■ Exercise ■
Determine the number of lines in these entries that hold the word "thuyết". Give the number and nothing more.

■ Exercise materials ■
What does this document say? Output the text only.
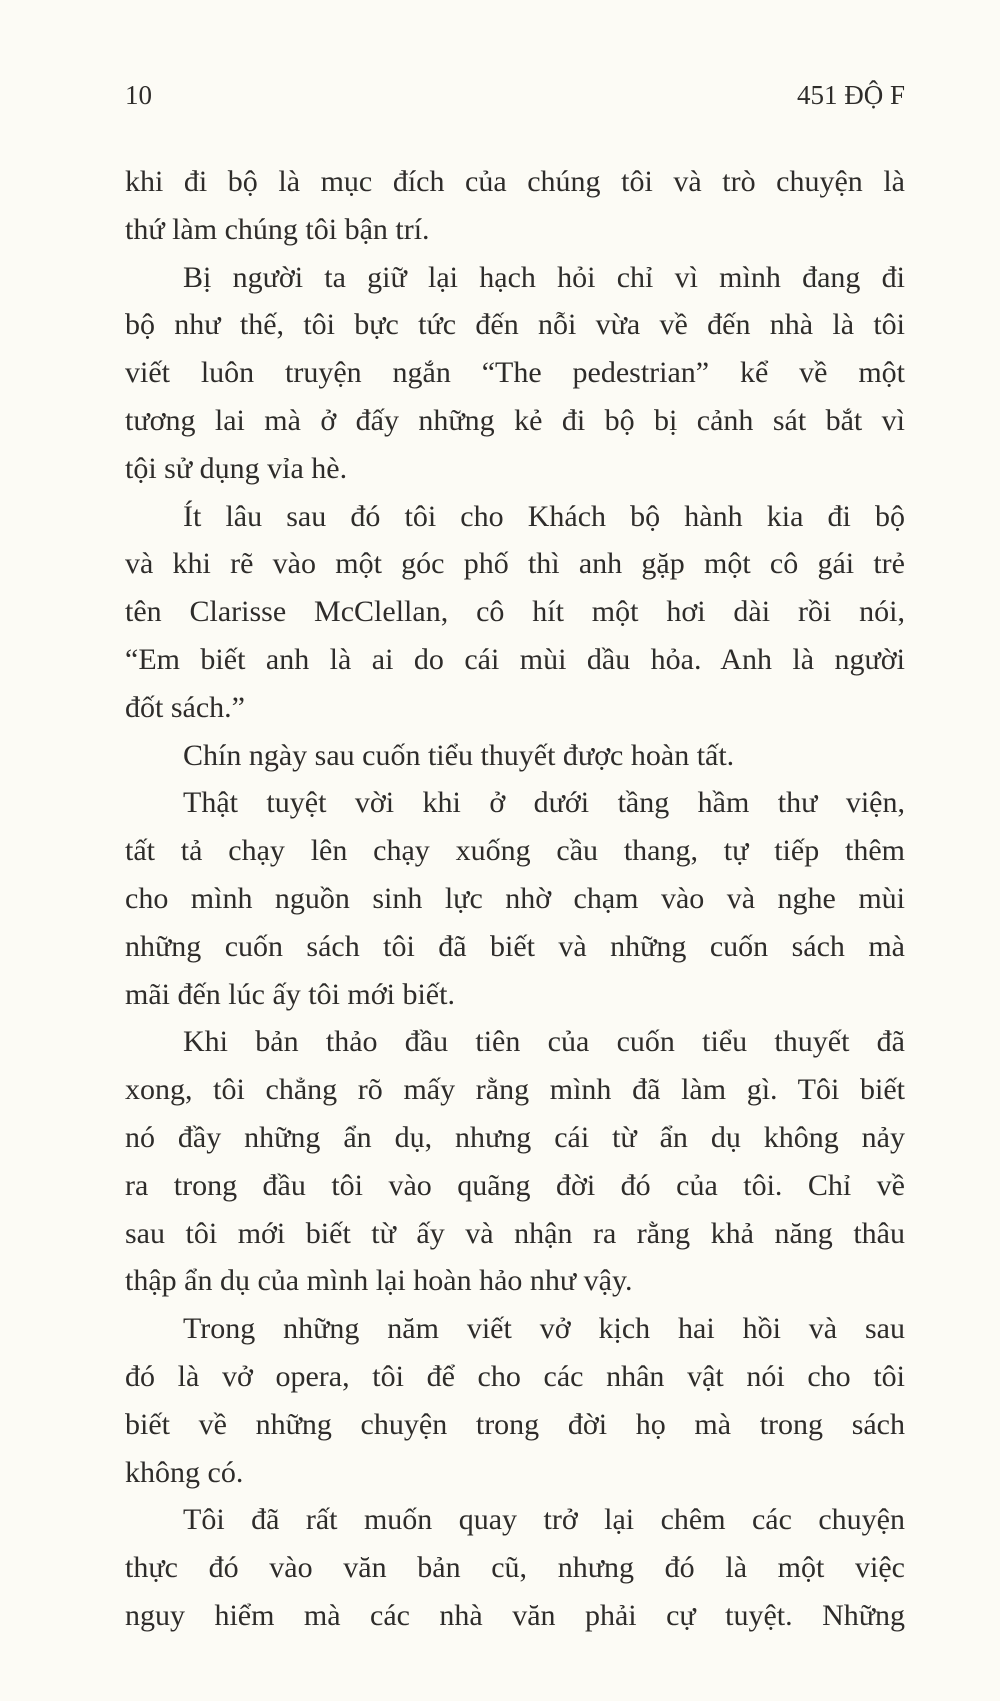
10	451 ĐỘ F
khi đi bộ là mục đích của chúng tôi và trò chuyện là
thứ làm chúng tôi bận trí.
Bị người ta giữ lại hạch hỏi chỉ vì mình đang đi
bộ như thế, tôi bực tức đến nỗi vừa về đến nhà là tôi
viết luôn truyện ngắn “The pedestrian” kể về một
tương lai mà ở đấy những kẻ đi bộ bị cảnh sát bắt vì
tội sử dụng vỉa hè.
Ít lâu sau đó tôi cho Khách bộ hành kia đi bộ
và khi rẽ vào một góc phố thì anh gặp một cô gái trẻ
tên Clarisse McClellan, cô hít một hơi dài rồi nói,
“Em biết anh là ai do cái mùi dầu hỏa. Anh là người
đốt sách.”
Chín ngày sau cuốn tiểu thuyết được hoàn tất.
Thật tuyệt vời khi ở dưới tầng hầm thư viện,
tất tả chạy lên chạy xuống cầu thang, tự tiếp thêm
cho mình nguồn sinh lực nhờ chạm vào và nghe mùi
những cuốn sách tôi đã biết và những cuốn sách mà
mãi đến lúc ấy tôi mới biết.
Khi bản thảo đầu tiên của cuốn tiểu thuyết đã
xong, tôi chẳng rõ mấy rằng mình đã làm gì. Tôi biết
nó đầy những ẩn dụ, nhưng cái từ ẩn dụ không nảy
ra trong đầu tôi vào quãng đời đó của tôi. Chỉ về
sau tôi mới biết từ ấy và nhận ra rằng khả năng thâu
thập ẩn dụ của mình lại hoàn hảo như vậy.
Trong những năm viết vở kịch hai hồi và sau
đó là vở opera, tôi để cho các nhân vật nói cho tôi
biết về những chuyện trong đời họ mà trong sách
không có.
Tôi đã rất muốn quay trở lại chêm các chuyện
thực đó vào văn bản cũ, nhưng đó là một việc
nguy hiểm mà các nhà văn phải cự tuyệt. Những
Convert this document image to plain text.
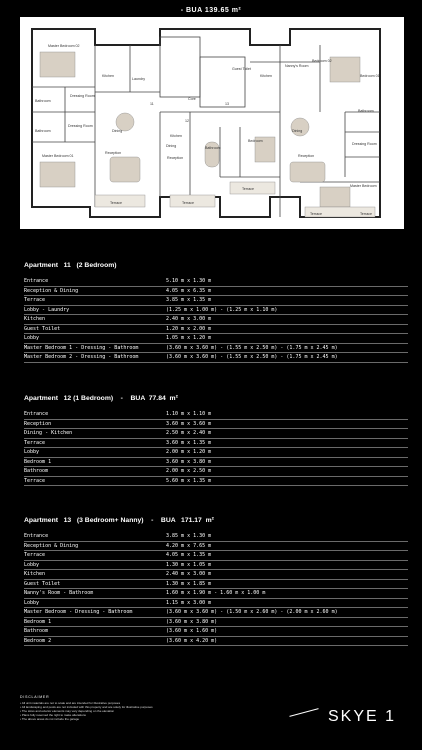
- BUA 139.65 m²
Master Bedroom 02
Dressing Room
Bathroom
Bathroom
Dressing Room
Master Bedroom 01
Kitchen
Laundry
Dining
Reception
Terrace
11
12
13
Core
Kitchen
Dining
Reception
Bathroom
Bedroom
Terrace
Terrace
Guest Toilet
Kitchen
Nanny's Room
Bedroom 02
Bedroom 01
Bathroom
Dining
Dressing Room
Reception
Master Bedroom
Terrace	Terrace
Apartment   11   (2 Bedroom)
Entrance	5.10 m x 1.30 m
Reception & Dining	4.05 m x 6.35 m
Terrace	3.85 m x 1.35 m
Lobby - Laundry	(1.25 m x 1.00 m) - (1.25 m x 1.10 m)
Kitchen	2.40 m x 3.00 m
Guest Toilet	1.20 m x 2.00 m
Lobby	1.05 m x 1.20 m
Master Bedroom 1 - Dressing - Bathroom	(3.60 m x 3.60 m) - (1.55 m x 2.50 m) - (1.75 m x 2.45 m)
Master Bedroom 2 - Dressing - Bathroom	(3.60 m x 3.60 m) - (1.55 m x 2.50 m) - (1.75 m x 2.45 m)
Apartment   12 (1 Bedroom)    -    BUA  77.84  m²
Entrance	1.10 m x 1.10 m
Reception	3.60 m x 3.60 m
Dining - Kitchen	2.50 m x 2.40 m
Terrace	3.60 m x 1.35 m
Lobby	2.00 m x 1.20 m
Bedroom 1	3.60 m x 3.80 m
Bathroom	2.00 m x 2.50 m
Terrace	5.60 m x 1.35 m
Apartment   13   (3 Bedroom+ Nanny)    -    BUA   171.17  m²
Entrance	3.85 m x 1.30 m
Reception & Dining	4.20 m x 7.65 m
Terrace	4.05 m x 1.35 m
Lobby	1.30 m x 1.05 m
Kitchen	2.40 m x 3.00 m
Guest Toilet	1.30 m x 1.85 m
Nanny's Room - Bathroom	1.60 m x 1.90 m - 1.60 m x 1.00 m
Lobby	1.15 m x 3.00 m
Master Bedroom - Dressing - Bathroom	(3.60 m x 3.60 m) - (1.50 m x 2.60 m) - (2.00 m x 2.60 m)
Bedroom 1	(3.60 m x 3.80 m)
Bathroom	(3.60 m x 1.60 m)
Bedroom 2	(3.60 m x 4.20 m)
DISCLAIMER
• All unit materials are not to scale and are intended for illustrative purposes
• All landscaping and pools are not included with this property and are solely for illustrative purposes
• The sizes and exterior elements may vary depending on the elevation
• Plans fully reserved the right to make alterations
• The above areas do not include the garage	SKYE 1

■ Response for this exercise ■
2